BRIEF: Give only the number of lines below that contain the word "JSON".

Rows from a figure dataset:

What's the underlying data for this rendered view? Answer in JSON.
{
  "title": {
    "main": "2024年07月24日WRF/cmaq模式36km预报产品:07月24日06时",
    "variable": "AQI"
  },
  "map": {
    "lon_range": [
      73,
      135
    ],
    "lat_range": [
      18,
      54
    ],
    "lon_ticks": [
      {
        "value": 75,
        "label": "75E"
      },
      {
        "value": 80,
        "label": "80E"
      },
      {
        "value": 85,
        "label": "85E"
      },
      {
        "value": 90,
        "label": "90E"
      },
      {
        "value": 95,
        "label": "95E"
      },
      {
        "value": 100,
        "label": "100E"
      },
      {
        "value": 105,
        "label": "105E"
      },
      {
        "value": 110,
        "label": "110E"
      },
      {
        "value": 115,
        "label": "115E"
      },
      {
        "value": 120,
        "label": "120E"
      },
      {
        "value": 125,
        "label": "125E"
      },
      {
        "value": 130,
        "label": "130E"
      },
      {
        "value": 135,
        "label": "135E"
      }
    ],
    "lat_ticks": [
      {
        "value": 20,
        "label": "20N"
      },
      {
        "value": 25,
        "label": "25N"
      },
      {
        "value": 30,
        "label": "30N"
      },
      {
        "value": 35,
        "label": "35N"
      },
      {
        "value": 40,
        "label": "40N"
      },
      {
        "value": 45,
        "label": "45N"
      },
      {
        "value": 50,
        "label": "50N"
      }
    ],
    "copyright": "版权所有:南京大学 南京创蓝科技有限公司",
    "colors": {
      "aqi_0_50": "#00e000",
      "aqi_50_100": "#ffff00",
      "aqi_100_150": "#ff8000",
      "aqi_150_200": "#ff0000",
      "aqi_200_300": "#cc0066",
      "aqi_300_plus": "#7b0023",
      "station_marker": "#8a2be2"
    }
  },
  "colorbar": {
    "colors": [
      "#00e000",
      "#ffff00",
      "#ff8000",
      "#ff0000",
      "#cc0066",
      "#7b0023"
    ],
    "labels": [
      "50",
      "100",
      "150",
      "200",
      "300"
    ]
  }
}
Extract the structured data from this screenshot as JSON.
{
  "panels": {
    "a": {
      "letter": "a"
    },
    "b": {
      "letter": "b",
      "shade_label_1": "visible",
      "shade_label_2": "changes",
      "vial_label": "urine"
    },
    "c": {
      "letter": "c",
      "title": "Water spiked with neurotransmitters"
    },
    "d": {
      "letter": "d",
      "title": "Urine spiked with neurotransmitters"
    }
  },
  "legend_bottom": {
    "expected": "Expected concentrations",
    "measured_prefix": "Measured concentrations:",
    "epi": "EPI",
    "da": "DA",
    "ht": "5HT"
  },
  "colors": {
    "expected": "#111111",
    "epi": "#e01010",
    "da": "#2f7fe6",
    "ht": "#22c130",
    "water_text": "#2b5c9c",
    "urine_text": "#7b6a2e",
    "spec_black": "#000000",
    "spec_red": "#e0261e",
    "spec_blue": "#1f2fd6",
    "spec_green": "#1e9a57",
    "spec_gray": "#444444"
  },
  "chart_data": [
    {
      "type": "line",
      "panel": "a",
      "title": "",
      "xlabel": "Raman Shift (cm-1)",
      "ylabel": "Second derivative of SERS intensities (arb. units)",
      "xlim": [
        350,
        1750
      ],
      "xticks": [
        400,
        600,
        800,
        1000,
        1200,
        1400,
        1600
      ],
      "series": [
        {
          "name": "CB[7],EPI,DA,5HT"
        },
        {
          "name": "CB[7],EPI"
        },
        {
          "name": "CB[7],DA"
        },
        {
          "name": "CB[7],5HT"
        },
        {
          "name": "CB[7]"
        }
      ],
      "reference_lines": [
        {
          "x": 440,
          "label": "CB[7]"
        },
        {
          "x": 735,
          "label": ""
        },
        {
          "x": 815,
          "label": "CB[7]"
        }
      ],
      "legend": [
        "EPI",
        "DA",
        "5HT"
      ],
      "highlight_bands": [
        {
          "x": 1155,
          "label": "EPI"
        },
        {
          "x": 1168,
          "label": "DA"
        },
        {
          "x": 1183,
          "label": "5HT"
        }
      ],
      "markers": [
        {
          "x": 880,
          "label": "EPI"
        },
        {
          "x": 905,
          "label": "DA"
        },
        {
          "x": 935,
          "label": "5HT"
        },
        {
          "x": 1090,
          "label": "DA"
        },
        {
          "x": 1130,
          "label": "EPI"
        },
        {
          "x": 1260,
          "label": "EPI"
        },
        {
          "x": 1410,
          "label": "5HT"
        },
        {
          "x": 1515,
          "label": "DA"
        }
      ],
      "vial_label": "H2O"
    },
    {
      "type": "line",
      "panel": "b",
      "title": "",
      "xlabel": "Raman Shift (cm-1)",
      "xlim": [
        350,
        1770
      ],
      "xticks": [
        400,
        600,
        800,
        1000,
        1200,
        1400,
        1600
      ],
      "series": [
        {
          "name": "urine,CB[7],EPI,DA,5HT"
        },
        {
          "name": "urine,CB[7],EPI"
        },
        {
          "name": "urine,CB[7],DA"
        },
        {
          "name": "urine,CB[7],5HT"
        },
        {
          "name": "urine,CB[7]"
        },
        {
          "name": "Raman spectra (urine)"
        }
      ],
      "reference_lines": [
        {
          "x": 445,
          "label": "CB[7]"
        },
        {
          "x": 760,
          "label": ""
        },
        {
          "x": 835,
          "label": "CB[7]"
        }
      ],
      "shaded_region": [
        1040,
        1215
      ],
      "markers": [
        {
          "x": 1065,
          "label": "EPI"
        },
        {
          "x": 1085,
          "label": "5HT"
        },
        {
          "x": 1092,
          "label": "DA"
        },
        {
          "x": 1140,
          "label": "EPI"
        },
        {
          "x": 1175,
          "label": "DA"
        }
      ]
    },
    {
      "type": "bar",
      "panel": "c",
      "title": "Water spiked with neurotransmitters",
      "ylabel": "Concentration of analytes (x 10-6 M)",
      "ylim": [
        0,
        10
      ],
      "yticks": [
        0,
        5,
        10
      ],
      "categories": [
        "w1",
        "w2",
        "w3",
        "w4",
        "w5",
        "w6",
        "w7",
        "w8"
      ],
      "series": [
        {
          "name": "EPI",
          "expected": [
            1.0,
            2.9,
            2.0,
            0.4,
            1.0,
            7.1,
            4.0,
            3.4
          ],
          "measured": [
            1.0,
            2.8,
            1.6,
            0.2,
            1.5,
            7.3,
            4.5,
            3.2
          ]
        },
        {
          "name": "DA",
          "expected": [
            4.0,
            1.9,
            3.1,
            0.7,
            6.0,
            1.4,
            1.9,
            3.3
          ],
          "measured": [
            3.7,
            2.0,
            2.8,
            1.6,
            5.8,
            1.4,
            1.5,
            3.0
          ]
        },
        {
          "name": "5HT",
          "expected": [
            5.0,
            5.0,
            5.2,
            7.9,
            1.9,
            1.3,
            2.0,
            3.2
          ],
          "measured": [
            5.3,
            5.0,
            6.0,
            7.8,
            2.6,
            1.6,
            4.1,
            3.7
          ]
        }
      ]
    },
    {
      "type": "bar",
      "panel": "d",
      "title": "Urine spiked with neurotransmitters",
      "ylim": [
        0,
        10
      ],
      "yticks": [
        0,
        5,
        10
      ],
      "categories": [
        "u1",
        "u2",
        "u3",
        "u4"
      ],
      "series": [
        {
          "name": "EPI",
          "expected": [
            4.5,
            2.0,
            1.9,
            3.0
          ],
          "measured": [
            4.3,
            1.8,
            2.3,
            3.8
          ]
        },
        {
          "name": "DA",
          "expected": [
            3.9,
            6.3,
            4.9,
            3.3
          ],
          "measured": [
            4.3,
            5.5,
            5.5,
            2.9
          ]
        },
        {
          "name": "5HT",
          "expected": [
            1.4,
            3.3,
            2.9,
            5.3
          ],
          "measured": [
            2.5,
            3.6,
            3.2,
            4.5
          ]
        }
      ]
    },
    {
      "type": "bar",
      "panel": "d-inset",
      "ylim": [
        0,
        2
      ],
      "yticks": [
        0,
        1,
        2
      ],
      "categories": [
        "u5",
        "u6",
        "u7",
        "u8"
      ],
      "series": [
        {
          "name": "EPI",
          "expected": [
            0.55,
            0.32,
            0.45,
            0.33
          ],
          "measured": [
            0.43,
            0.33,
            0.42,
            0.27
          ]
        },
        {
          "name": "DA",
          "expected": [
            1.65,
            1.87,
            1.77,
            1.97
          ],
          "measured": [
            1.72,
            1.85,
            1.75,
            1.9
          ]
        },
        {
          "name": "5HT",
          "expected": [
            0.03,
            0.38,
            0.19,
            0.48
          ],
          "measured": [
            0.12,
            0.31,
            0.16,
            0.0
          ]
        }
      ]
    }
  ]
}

ANSWER BELOW: 2